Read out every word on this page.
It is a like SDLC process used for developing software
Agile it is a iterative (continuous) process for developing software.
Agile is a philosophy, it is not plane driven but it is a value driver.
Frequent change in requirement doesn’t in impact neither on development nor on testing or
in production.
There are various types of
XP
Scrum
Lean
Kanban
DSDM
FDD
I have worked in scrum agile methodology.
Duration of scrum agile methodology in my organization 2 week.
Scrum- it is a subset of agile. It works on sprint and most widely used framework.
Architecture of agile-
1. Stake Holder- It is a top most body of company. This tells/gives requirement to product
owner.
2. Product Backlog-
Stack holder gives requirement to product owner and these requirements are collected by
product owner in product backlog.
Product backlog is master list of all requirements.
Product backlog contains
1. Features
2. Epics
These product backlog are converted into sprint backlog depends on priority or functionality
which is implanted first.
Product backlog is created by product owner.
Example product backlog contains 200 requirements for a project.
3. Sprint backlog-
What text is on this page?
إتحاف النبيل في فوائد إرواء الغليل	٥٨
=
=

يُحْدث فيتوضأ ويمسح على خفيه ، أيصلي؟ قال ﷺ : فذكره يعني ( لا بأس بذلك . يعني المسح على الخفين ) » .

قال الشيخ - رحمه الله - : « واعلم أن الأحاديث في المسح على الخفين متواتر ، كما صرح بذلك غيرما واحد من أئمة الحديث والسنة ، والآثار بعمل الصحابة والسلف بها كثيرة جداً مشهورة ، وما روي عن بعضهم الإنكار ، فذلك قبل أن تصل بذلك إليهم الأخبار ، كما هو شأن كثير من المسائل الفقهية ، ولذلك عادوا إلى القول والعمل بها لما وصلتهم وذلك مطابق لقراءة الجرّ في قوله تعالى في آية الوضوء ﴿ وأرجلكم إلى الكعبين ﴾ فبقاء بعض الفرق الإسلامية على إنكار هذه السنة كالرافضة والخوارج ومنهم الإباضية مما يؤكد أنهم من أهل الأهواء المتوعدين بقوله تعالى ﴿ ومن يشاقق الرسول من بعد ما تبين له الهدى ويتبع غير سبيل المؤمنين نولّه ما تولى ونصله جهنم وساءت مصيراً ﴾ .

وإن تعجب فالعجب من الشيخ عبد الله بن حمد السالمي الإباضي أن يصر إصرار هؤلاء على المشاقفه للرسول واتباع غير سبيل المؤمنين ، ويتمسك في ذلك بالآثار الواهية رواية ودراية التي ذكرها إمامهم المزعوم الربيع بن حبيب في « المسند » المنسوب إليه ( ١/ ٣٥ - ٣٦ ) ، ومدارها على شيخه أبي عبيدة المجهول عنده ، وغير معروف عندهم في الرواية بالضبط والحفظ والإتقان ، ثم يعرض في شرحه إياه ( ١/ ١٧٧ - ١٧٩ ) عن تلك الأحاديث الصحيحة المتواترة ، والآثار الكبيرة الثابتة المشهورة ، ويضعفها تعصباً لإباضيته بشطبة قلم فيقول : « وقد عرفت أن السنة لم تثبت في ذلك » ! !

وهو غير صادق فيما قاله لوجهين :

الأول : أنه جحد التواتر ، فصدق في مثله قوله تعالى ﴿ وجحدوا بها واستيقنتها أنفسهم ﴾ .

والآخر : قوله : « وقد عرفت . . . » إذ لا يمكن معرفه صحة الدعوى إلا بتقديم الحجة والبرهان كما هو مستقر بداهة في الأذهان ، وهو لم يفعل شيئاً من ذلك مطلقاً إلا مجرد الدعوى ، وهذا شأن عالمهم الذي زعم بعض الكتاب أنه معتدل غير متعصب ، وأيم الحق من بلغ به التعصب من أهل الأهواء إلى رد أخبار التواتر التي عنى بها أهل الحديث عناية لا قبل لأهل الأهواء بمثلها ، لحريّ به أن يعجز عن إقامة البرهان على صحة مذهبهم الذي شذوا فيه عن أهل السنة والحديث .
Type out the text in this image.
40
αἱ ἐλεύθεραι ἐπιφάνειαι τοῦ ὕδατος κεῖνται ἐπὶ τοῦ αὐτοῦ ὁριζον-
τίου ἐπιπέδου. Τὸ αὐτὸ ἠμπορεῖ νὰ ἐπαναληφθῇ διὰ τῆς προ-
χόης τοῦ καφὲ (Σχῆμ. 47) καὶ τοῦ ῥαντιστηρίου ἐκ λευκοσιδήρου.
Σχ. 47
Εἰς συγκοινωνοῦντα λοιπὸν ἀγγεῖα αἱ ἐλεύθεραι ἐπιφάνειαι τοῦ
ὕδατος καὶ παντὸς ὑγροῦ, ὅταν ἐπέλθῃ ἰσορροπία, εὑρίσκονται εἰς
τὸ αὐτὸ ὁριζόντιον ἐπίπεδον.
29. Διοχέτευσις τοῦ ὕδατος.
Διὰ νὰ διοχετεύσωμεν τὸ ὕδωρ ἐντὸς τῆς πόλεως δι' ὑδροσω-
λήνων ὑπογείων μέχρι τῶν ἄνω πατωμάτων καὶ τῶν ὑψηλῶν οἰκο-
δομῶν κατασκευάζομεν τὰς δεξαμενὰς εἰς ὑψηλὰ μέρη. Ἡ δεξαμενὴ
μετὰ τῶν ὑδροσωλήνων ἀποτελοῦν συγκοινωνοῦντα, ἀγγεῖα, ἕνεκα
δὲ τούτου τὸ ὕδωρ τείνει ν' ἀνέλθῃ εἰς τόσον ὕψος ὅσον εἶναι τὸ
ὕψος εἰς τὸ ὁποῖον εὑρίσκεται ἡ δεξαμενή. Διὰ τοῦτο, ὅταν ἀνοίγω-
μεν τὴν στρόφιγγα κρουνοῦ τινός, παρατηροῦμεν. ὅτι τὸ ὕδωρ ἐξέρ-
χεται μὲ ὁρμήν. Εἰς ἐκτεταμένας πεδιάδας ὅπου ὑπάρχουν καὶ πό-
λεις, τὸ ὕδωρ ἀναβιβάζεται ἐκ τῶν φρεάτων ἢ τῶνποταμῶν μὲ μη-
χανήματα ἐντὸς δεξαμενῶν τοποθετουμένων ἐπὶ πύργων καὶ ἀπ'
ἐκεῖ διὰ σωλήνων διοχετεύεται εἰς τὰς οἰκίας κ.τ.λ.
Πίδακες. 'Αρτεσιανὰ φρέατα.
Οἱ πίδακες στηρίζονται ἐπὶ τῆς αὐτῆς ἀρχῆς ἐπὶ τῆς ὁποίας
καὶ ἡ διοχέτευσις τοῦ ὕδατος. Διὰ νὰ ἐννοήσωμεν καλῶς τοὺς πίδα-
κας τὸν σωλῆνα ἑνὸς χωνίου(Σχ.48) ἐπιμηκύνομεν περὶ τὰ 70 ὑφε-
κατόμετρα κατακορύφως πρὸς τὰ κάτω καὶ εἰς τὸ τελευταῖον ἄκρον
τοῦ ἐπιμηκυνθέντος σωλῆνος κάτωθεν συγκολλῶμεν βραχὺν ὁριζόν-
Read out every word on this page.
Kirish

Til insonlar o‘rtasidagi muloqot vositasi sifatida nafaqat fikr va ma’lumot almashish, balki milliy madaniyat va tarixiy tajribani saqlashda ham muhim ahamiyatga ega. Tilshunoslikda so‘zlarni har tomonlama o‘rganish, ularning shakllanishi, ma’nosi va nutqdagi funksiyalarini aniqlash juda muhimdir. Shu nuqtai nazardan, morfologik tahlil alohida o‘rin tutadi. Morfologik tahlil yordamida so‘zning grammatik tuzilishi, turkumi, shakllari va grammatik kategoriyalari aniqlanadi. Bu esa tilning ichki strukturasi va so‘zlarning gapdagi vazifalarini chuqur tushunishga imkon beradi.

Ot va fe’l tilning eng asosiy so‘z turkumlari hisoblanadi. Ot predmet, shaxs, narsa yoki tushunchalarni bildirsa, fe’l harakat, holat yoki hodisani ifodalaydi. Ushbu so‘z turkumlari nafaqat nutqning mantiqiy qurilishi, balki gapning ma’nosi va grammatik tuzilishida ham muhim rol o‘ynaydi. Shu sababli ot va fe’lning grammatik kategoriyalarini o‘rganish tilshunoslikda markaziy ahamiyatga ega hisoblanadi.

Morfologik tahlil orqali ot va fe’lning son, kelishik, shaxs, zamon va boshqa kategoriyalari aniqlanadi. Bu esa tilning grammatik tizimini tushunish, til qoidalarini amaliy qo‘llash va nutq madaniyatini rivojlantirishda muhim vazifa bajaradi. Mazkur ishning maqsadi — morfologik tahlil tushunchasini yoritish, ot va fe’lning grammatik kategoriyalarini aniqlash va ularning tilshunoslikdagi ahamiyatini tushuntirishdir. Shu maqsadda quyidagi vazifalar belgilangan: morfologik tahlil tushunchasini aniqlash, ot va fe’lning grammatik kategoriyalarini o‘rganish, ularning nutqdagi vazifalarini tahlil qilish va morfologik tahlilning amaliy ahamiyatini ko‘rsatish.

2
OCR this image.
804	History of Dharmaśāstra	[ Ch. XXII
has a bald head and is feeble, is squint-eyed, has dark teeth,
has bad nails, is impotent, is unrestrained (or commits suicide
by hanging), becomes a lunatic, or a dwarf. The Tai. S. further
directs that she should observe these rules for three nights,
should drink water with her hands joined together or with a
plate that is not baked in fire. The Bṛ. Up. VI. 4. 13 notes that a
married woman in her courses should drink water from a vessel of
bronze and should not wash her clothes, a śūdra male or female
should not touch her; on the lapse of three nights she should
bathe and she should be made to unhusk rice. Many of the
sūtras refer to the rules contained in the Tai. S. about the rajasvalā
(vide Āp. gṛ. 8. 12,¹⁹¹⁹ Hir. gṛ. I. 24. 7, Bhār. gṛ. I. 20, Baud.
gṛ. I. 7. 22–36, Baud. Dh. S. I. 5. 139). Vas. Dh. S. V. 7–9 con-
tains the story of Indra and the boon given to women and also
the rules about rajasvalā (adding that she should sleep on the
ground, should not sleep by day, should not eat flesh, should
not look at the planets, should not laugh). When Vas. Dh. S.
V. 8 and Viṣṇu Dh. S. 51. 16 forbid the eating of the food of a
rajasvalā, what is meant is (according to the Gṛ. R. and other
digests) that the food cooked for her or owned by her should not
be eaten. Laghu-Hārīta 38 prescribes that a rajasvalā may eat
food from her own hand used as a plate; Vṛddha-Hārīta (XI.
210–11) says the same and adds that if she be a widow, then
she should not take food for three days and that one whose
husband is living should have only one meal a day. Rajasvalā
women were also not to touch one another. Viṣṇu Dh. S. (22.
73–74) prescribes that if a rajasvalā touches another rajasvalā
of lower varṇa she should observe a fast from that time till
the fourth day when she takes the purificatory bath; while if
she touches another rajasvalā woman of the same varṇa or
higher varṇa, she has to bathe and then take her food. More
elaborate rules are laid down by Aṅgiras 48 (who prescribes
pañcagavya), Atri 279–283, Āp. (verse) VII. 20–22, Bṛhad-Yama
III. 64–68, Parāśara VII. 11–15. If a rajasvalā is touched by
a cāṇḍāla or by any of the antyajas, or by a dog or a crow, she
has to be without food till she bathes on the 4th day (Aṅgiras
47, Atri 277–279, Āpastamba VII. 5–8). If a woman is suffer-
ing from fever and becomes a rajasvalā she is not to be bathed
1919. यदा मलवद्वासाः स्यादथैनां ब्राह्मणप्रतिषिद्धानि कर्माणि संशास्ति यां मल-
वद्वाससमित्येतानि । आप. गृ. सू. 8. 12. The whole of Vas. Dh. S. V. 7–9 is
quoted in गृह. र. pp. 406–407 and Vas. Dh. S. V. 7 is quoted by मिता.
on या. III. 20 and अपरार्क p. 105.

☆ ☆ ☆ ☆ ☆

▸ What you will do: Go through the records. Copy each line where "varṇa" appears.

▸ Exercise result:
of lower varṇa she should observe a fast from that time till
she touches another rajasvalā woman of the same varṇa or
higher varṇa, she has to bathe and then take her food. More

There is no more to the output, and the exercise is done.